(Challenge):
Set every record down verbatim and omit the pictures.

(The data):
--- --- ---
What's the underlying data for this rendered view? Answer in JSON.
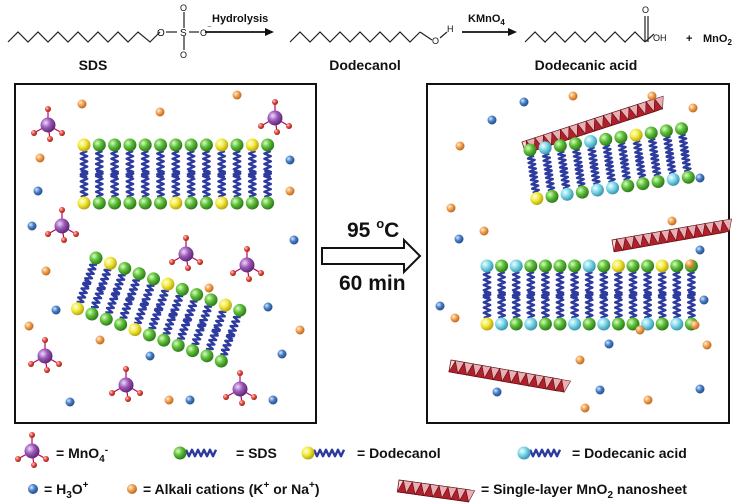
{
  "reaction": {
    "step1_label": "Hydrolysis",
    "step2_label": "KMnO",
    "step2_sub": "4",
    "sds_group": "O",
    "sds_s": "S",
    "sds_minus": "⁻",
    "dodecanol_group": "O",
    "dodecanol_h": "H",
    "acid_o": "O",
    "acid_oh": "OH",
    "plus": "+",
    "byproduct": "MnO",
    "byproduct_sub": "2",
    "names": [
      "SDS",
      "Dodecanol",
      "Dodecanic acid"
    ]
  },
  "condition": {
    "temperature": "95 ",
    "temp_sup": "o",
    "temp_unit": "C",
    "time": "60 min"
  },
  "legend": {
    "mno4": "= MnO",
    "mno4_sub": "4",
    "mno4_sup": "-",
    "sds": "= SDS",
    "dodecanol": "= Dodecanol",
    "acid": "= Dodecanic acid",
    "h3o_pre": "= H",
    "h3o_sub": "3",
    "h3o_post": "O",
    "h3o_sup": "+",
    "alkali_pre": "= Alkali cations (K",
    "alkali_sup1": "+",
    "alkali_mid": " or Na",
    "alkali_sup2": "+",
    "alkali_post": ")",
    "sheet_pre": "= Single-layer MnO",
    "sheet_sub": "2",
    "sheet_post": " nanosheet"
  },
  "colors": {
    "sds_head": "#5fbf3a",
    "dodecanol_head": "#f2ea3c",
    "acid_head": "#7fd8e8",
    "tail": "#2d3a9e",
    "mno4": "#9b59b6",
    "mno4_o": "#e74c3c",
    "h3o": "#4a7fc8",
    "alkali": "#f0a050",
    "sheet": "#b0202a"
  }
}
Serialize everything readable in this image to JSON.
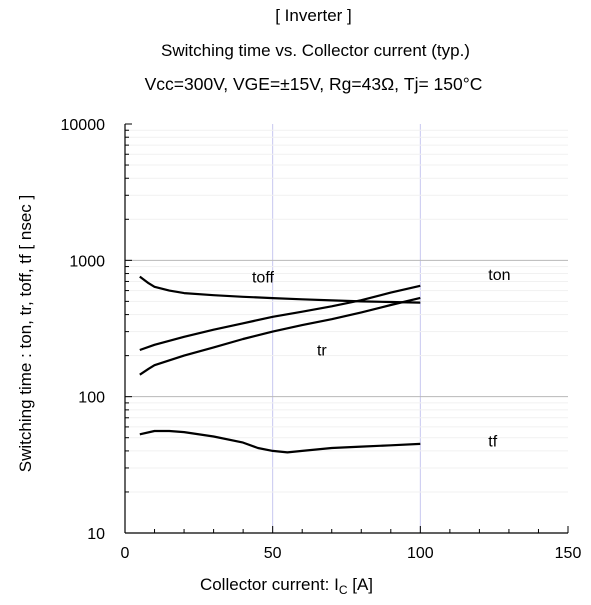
{
  "titles": {
    "line1": "[ Inverter ]",
    "line2": "Switching time  vs. Collector current (typ.)",
    "line3": "Vcc=300V, VGE=±15V, Rg=43Ω, Tj= 150°C"
  },
  "chart_data": {
    "type": "line",
    "title": "Switching time  vs. Collector current (typ.)",
    "xlabel": "Collector current: I",
    "xlabel_sub": "C",
    "xlabel_unit": " [A]",
    "ylabel": "Switching time  :  ton, tr, toff, tf  [ nsec ]",
    "xlim": [
      0,
      150
    ],
    "ylim": [
      10,
      10000
    ],
    "yscale": "log",
    "grid": true,
    "x_ticks": [
      "0",
      "50",
      "100",
      "150"
    ],
    "y_ticks": [
      "10",
      "100",
      "1000",
      "10000"
    ],
    "series": [
      {
        "name": "toff",
        "x": [
          5,
          8,
          10,
          15,
          20,
          30,
          40,
          50,
          60,
          70,
          80,
          90,
          100
        ],
        "values": [
          760,
          680,
          640,
          600,
          575,
          555,
          540,
          528,
          518,
          508,
          500,
          495,
          490
        ]
      },
      {
        "name": "ton",
        "x": [
          5,
          10,
          20,
          30,
          40,
          50,
          60,
          70,
          80,
          90,
          100
        ],
        "values": [
          220,
          240,
          275,
          310,
          345,
          385,
          420,
          460,
          510,
          580,
          650
        ]
      },
      {
        "name": "tr",
        "x": [
          5,
          8,
          10,
          20,
          30,
          40,
          50,
          60,
          70,
          80,
          90,
          100
        ],
        "values": [
          145,
          160,
          170,
          200,
          230,
          265,
          300,
          335,
          370,
          415,
          470,
          530
        ]
      },
      {
        "name": "tf",
        "x": [
          5,
          10,
          15,
          20,
          30,
          40,
          45,
          50,
          55,
          60,
          70,
          80,
          90,
          100
        ],
        "values": [
          53,
          56,
          56,
          55,
          51,
          46,
          42,
          40,
          39,
          40,
          42,
          43,
          44,
          45
        ]
      }
    ],
    "annotations": [
      {
        "text": "toff",
        "x": 43,
        "y": 690
      },
      {
        "text": "ton",
        "x": 123,
        "y": 720
      },
      {
        "text": "tr",
        "x": 65,
        "y": 200
      },
      {
        "text": "tf",
        "x": 123,
        "y": 43
      }
    ]
  }
}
--- --- ---
(Correct response):
What's the underlying data for this rendered view? Answer in JSON.
{
  "reaction": {
    "step1_label": "Hydrolysis",
    "step2_label": "KMnO",
    "step2_sub": "4",
    "sds_group": "O",
    "sds_s": "S",
    "sds_minus": "⁻",
    "dodecanol_group": "O",
    "dodecanol_h": "H",
    "acid_o": "O",
    "acid_oh": "OH",
    "plus": "+",
    "byproduct": "MnO",
    "byproduct_sub": "2",
    "names": [
      "SDS",
      "Dodecanol",
      "Dodecanic acid"
    ]
  },
  "condition": {
    "temperature": "95 ",
    "temp_sup": "o",
    "temp_unit": "C",
    "time": "60 min"
  },
  "legend": {
    "mno4": "= MnO",
    "mno4_sub": "4",
    "mno4_sup": "-",
    "sds": "= SDS",
    "dodecanol": "= Dodecanol",
    "acid": "= Dodecanic acid",
    "h3o_pre": "= H",
    "h3o_sub": "3",
    "h3o_post": "O",
    "h3o_sup": "+",
    "alkali_pre": "= Alkali cations (K",
    "alkali_sup1": "+",
    "alkali_mid": " or Na",
    "alkali_sup2": "+",
    "alkali_post": ")",
    "sheet_pre": "= Single-layer MnO",
    "sheet_sub": "2",
    "sheet_post": " nanosheet"
  },
  "colors": {
    "sds_head": "#5fbf3a",
    "dodecanol_head": "#f2ea3c",
    "acid_head": "#7fd8e8",
    "tail": "#2d3a9e",
    "mno4": "#9b59b6",
    "mno4_o": "#e74c3c",
    "h3o": "#4a7fc8",
    "alkali": "#f0a050",
    "sheet": "#b0202a"
  }
}
Serialize everything readable in this image to JSON.
{
  "titles": {
    "line1": "[ Inverter ]",
    "line2": "Switching time  vs. Collector current (typ.)",
    "line3": "Vcc=300V, VGE=±15V, Rg=43Ω, Tj= 150°C"
  },
  "chart_data": {
    "type": "line",
    "title": "Switching time  vs. Collector current (typ.)",
    "xlabel": "Collector current: I",
    "xlabel_sub": "C",
    "xlabel_unit": " [A]",
    "ylabel": "Switching time  :  ton, tr, toff, tf  [ nsec ]",
    "xlim": [
      0,
      150
    ],
    "ylim": [
      10,
      10000
    ],
    "yscale": "log",
    "grid": true,
    "x_ticks": [
      "0",
      "50",
      "100",
      "150"
    ],
    "y_ticks": [
      "10",
      "100",
      "1000",
      "10000"
    ],
    "series": [
      {
        "name": "toff",
        "x": [
          5,
          8,
          10,
          15,
          20,
          30,
          40,
          50,
          60,
          70,
          80,
          90,
          100
        ],
        "values": [
          760,
          680,
          640,
          600,
          575,
          555,
          540,
          528,
          518,
          508,
          500,
          495,
          490
        ]
      },
      {
        "name": "ton",
        "x": [
          5,
          10,
          20,
          30,
          40,
          50,
          60,
          70,
          80,
          90,
          100
        ],
        "values": [
          220,
          240,
          275,
          310,
          345,
          385,
          420,
          460,
          510,
          580,
          650
        ]
      },
      {
        "name": "tr",
        "x": [
          5,
          8,
          10,
          20,
          30,
          40,
          50,
          60,
          70,
          80,
          90,
          100
        ],
        "values": [
          145,
          160,
          170,
          200,
          230,
          265,
          300,
          335,
          370,
          415,
          470,
          530
        ]
      },
      {
        "name": "tf",
        "x": [
          5,
          10,
          15,
          20,
          30,
          40,
          45,
          50,
          55,
          60,
          70,
          80,
          90,
          100
        ],
        "values": [
          53,
          56,
          56,
          55,
          51,
          46,
          42,
          40,
          39,
          40,
          42,
          43,
          44,
          45
        ]
      }
    ],
    "annotations": [
      {
        "text": "toff",
        "x": 43,
        "y": 690
      },
      {
        "text": "ton",
        "x": 123,
        "y": 720
      },
      {
        "text": "tr",
        "x": 65,
        "y": 200
      },
      {
        "text": "tf",
        "x": 123,
        "y": 43
      }
    ]
  }
}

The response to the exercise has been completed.